THE REQUEST:
Where the data below has the string "данных", return the whole line.

INFORMATION SUPPLIED:
========================================================================

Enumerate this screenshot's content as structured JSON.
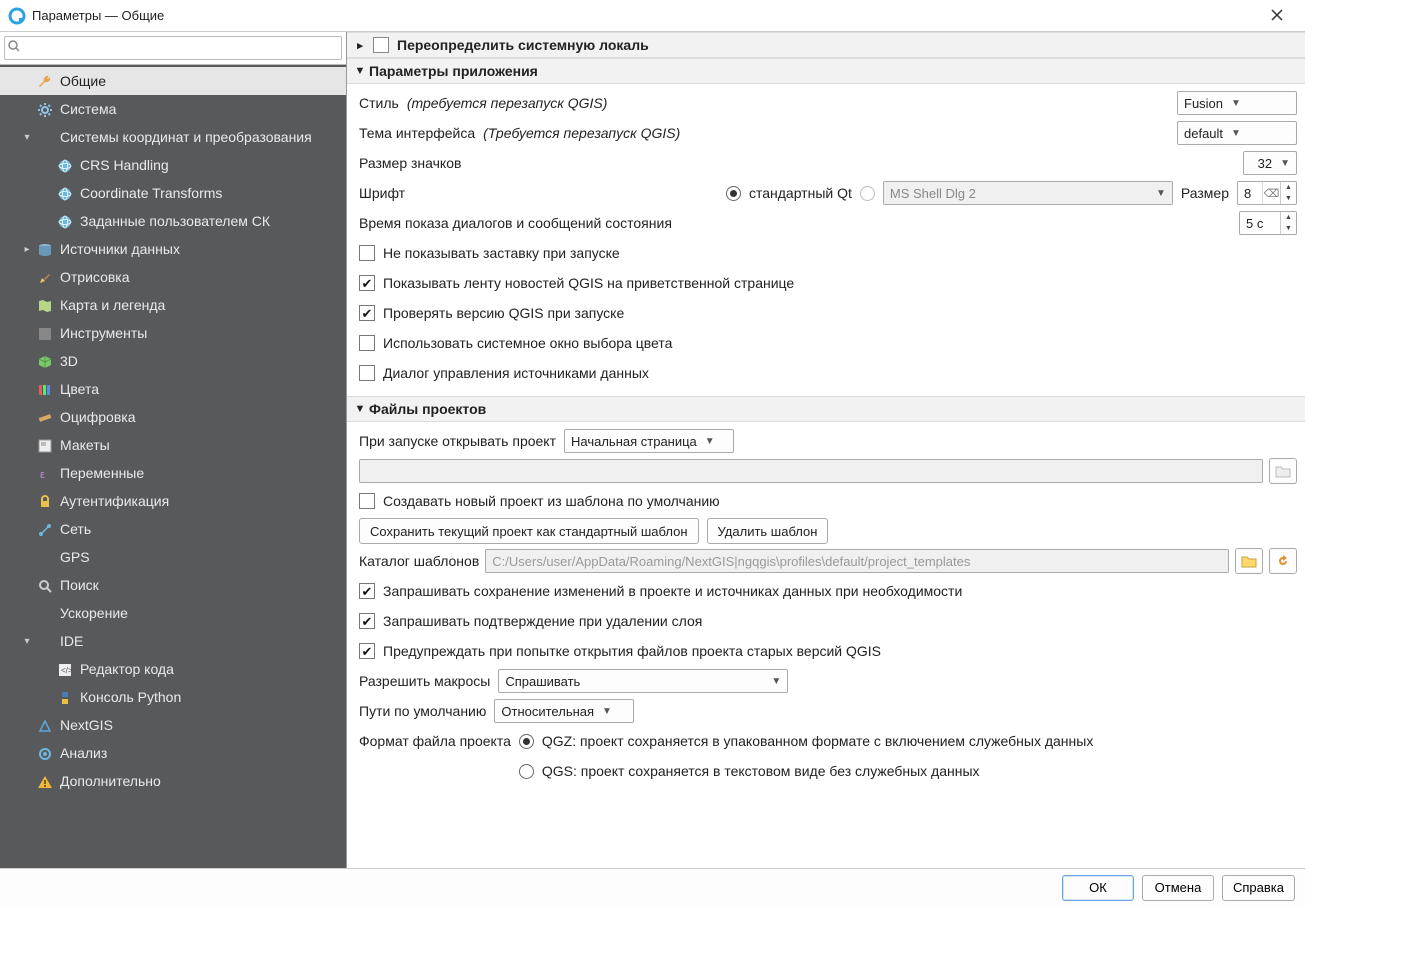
{
  "window": {
    "title": "Параметры — Общие"
  },
  "search": {
    "placeholder": ""
  },
  "sidebar": [
    {
      "label": "Общие",
      "level": 1,
      "expander": "",
      "icon": "wrench",
      "selected": true
    },
    {
      "label": "Система",
      "level": 1,
      "expander": "",
      "icon": "gear"
    },
    {
      "label": "Системы координат и преобразования",
      "level": 1,
      "expander": "▾",
      "icon": ""
    },
    {
      "label": "CRS Handling",
      "level": 2,
      "expander": "",
      "icon": "globe"
    },
    {
      "label": "Coordinate Transforms",
      "level": 2,
      "expander": "",
      "icon": "globe"
    },
    {
      "label": "Заданные пользователем СК",
      "level": 2,
      "expander": "",
      "icon": "globe"
    },
    {
      "label": "Источники данных",
      "level": 1,
      "expander": "▸",
      "icon": "db"
    },
    {
      "label": "Отрисовка",
      "level": 1,
      "expander": "",
      "icon": "brush"
    },
    {
      "label": "Карта и легенда",
      "level": 1,
      "expander": "",
      "icon": "map"
    },
    {
      "label": "Инструменты",
      "level": 1,
      "expander": "",
      "icon": "tools"
    },
    {
      "label": "3D",
      "level": 1,
      "expander": "",
      "icon": "cube"
    },
    {
      "label": "Цвета",
      "level": 1,
      "expander": "",
      "icon": "palette"
    },
    {
      "label": "Оцифровка",
      "level": 1,
      "expander": "",
      "icon": "pencil"
    },
    {
      "label": "Макеты",
      "level": 1,
      "expander": "",
      "icon": "layout"
    },
    {
      "label": "Переменные",
      "level": 1,
      "expander": "",
      "icon": "var"
    },
    {
      "label": "Аутентификация",
      "level": 1,
      "expander": "",
      "icon": "lock"
    },
    {
      "label": "Сеть",
      "level": 1,
      "expander": "",
      "icon": "net"
    },
    {
      "label": "GPS",
      "level": 1,
      "expander": "",
      "icon": ""
    },
    {
      "label": "Поиск",
      "level": 1,
      "expander": "",
      "icon": "search"
    },
    {
      "label": "Ускорение",
      "level": 1,
      "expander": "",
      "icon": ""
    },
    {
      "label": "IDE",
      "level": 1,
      "expander": "▾",
      "icon": ""
    },
    {
      "label": "Редактор кода",
      "level": 2,
      "expander": "",
      "icon": "code"
    },
    {
      "label": "Консоль Python",
      "level": 2,
      "expander": "",
      "icon": "python"
    },
    {
      "label": "NextGIS",
      "level": 1,
      "expander": "",
      "icon": "nextgis"
    },
    {
      "label": "Анализ",
      "level": 1,
      "expander": "",
      "icon": "gear2"
    },
    {
      "label": "Дополнительно",
      "level": 1,
      "expander": "",
      "icon": "warning"
    }
  ],
  "sections": {
    "locale": {
      "title": "Переопределить системную локаль",
      "checked": false,
      "expanded": false
    },
    "app": {
      "title": "Параметры приложения",
      "style_label": "Стиль",
      "style_hint": "(требуется перезапуск QGIS)",
      "style_value": "Fusion",
      "theme_label": "Тема интерфейса",
      "theme_hint": "(Требуется перезапуск QGIS)",
      "theme_value": "default",
      "iconsize_label": "Размер значков",
      "iconsize_value": "32",
      "font_label": "Шрифт",
      "font_std_label": "стандартный Qt",
      "font_custom_value": "MS Shell Dlg 2",
      "font_size_label": "Размер",
      "font_size_value": "8",
      "msgtime_label": "Время показа диалогов и сообщений состояния",
      "msgtime_value": "5 с",
      "chk_splash": "Не показывать заставку при запуске",
      "chk_news": "Показывать ленту новостей QGIS на приветственной странице",
      "chk_version": "Проверять версию QGIS при запуске",
      "chk_native_color": "Использовать системное окно выбора цвета",
      "chk_datasource_dlg": "Диалог управления источниками данных"
    },
    "projects": {
      "title": "Файлы проектов",
      "open_label": "При запуске открывать проект",
      "open_value": "Начальная страница",
      "template_chk": "Создавать новый проект из шаблона по умолчанию",
      "save_template_btn": "Сохранить текущий проект как стандартный шаблон",
      "delete_template_btn": "Удалить шаблон",
      "template_dir_label": "Каталог шаблонов",
      "template_dir_value": "C:/Users/user/AppData/Roaming/NextGIS|ngqgis\\profiles\\default/project_templates",
      "chk_prompt_save": "Запрашивать сохранение изменений в проекте и источниках данных при необходимости",
      "chk_confirm_delete": "Запрашивать подтверждение при удалении слоя",
      "chk_warn_old": "Предупреждать при попытке открытия файлов проекта старых версий QGIS",
      "macros_label": "Разрешить макросы",
      "macros_value": "Спрашивать",
      "paths_label": "Пути по умолчанию",
      "paths_value": "Относительная",
      "format_label": "Формат файла проекта",
      "format_qgz": "QGZ: проект сохраняется в упакованном формате с включением служебных данных",
      "format_qgs": "QGS: проект сохраняется в текстовом виде без служебных данных"
    }
  },
  "footer": {
    "ok": "ОК",
    "cancel": "Отмена",
    "help": "Справка"
  }
}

========================================================================

REPLY TO THE EXERCISE:
      "label": "Источники данных",
      "chk_datasource_dlg": "Диалог управления источниками данных"
      "chk_prompt_save": "Запрашивать сохранение изменений в проекте и источниках данных при необходимости",
      "format_qgz": "QGZ: проект сохраняется в упакованном формате с включением служебных данных",
      "format_qgs": "QGS: проект сохраняется в текстовом виде без служебных данных"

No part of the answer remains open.